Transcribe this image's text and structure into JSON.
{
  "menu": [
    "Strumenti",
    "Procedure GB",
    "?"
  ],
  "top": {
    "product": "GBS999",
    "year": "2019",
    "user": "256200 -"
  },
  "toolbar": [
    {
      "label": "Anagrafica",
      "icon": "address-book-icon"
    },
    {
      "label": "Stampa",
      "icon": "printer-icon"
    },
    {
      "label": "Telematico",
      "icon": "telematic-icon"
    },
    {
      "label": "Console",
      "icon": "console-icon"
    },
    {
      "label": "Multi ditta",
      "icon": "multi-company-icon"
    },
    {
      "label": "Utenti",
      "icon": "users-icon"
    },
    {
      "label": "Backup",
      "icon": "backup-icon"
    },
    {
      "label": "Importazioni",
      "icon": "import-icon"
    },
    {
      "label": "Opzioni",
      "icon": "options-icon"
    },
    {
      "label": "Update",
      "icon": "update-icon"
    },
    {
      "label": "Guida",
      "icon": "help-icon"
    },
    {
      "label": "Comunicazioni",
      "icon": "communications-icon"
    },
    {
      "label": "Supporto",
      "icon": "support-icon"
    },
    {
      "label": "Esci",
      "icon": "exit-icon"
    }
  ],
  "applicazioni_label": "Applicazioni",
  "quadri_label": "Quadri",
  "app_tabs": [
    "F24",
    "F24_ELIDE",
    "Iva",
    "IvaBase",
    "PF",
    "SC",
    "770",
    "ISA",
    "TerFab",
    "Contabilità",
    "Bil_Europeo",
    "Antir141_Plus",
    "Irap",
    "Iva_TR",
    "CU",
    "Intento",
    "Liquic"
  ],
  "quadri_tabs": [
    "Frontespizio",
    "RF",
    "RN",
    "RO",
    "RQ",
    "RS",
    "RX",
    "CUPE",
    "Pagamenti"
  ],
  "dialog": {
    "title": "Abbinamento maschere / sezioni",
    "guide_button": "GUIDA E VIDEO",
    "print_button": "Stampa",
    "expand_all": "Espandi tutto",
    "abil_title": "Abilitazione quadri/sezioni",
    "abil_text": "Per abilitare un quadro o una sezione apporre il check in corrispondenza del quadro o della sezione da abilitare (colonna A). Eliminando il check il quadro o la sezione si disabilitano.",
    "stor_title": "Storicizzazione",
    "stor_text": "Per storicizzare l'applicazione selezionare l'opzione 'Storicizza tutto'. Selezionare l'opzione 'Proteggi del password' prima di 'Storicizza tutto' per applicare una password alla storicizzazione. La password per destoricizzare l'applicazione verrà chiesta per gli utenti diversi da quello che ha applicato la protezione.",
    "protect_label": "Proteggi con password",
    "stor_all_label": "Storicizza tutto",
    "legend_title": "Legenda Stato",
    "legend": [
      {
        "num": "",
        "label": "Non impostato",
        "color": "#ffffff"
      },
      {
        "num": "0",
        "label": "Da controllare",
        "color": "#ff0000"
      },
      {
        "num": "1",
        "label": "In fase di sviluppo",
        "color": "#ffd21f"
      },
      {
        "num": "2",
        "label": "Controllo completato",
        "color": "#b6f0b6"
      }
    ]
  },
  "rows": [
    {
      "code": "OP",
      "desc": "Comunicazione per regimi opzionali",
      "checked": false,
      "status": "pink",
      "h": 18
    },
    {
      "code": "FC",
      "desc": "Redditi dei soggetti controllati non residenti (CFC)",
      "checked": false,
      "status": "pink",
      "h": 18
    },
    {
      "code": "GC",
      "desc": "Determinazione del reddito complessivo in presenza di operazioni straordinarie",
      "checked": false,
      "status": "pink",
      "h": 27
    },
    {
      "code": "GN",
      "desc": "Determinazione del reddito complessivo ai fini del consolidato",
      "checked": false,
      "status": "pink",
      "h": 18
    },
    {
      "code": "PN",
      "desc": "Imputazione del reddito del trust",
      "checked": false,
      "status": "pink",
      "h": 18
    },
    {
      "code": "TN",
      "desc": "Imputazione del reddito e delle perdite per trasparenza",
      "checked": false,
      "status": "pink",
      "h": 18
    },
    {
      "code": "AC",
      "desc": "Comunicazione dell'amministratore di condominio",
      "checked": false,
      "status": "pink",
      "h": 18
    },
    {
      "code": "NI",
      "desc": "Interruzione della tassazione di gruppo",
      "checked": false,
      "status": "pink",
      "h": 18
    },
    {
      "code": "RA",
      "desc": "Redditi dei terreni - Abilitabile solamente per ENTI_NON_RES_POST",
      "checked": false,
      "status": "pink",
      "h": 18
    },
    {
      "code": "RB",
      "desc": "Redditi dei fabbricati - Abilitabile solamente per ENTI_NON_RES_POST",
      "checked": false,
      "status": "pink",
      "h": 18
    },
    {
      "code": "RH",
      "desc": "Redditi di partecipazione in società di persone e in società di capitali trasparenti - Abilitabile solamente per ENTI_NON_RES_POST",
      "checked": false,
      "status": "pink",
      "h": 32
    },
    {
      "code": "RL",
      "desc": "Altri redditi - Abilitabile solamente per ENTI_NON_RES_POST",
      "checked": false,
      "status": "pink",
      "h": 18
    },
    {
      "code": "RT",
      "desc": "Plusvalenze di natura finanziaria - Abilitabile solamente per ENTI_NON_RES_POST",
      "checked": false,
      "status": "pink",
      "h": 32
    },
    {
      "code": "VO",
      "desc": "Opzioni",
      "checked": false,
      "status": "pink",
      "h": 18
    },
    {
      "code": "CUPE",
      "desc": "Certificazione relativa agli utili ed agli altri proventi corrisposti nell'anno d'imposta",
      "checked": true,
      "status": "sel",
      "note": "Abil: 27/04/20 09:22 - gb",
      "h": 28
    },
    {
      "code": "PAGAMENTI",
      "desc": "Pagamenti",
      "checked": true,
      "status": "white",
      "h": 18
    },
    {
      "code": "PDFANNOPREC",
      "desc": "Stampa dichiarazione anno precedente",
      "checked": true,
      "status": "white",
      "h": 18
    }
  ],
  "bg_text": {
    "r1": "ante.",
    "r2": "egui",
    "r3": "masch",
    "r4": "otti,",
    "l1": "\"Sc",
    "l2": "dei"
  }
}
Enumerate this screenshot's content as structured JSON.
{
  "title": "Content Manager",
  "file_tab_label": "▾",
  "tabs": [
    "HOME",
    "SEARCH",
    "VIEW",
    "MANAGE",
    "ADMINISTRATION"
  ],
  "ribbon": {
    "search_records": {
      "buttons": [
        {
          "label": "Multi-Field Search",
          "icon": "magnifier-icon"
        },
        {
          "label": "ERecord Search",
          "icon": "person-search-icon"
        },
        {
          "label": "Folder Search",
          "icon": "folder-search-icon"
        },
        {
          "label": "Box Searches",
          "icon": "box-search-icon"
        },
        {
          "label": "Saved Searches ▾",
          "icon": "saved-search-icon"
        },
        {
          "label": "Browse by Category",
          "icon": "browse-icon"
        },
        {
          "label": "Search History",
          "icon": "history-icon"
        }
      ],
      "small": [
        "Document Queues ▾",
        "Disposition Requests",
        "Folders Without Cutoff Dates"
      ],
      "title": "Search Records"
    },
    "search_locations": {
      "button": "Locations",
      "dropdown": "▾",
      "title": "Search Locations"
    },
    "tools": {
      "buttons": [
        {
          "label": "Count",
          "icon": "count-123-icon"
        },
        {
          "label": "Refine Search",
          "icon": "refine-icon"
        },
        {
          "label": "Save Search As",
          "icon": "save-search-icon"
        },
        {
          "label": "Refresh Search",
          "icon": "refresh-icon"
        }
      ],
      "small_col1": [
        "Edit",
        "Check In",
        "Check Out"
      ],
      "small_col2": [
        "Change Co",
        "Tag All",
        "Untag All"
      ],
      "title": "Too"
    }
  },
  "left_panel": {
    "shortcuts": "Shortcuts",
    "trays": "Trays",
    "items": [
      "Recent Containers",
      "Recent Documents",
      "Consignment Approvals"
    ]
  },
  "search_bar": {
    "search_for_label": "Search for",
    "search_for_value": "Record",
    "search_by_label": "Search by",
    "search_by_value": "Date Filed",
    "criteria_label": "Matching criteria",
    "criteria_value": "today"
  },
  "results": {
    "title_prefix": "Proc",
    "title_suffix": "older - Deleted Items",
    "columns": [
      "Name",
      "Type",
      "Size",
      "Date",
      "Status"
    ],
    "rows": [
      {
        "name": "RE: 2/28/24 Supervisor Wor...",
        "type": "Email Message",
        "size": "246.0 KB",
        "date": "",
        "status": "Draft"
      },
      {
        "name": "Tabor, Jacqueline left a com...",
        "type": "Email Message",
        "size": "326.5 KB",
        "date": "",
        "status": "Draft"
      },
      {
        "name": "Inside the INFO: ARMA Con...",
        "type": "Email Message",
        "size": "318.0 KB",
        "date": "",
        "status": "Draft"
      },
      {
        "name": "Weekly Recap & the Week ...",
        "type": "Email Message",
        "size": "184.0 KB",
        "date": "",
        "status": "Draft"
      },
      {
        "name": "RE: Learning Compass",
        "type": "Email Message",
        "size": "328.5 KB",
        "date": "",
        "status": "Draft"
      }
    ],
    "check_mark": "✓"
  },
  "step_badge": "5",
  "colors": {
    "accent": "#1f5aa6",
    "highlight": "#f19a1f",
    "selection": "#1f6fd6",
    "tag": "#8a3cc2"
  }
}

-------

## WRITTEN REQUEST
For this exercise, gather every line of the data that contains the word "reddito".

## EXPECTED ANSWER
      "desc": "Determinazione del reddito complessivo in presenza di operazioni straordinarie",
      "desc": "Determinazione del reddito complessivo ai fini del consolidato",
      "desc": "Imputazione del reddito del trust",
      "desc": "Imputazione del reddito e delle perdite per trasparenza",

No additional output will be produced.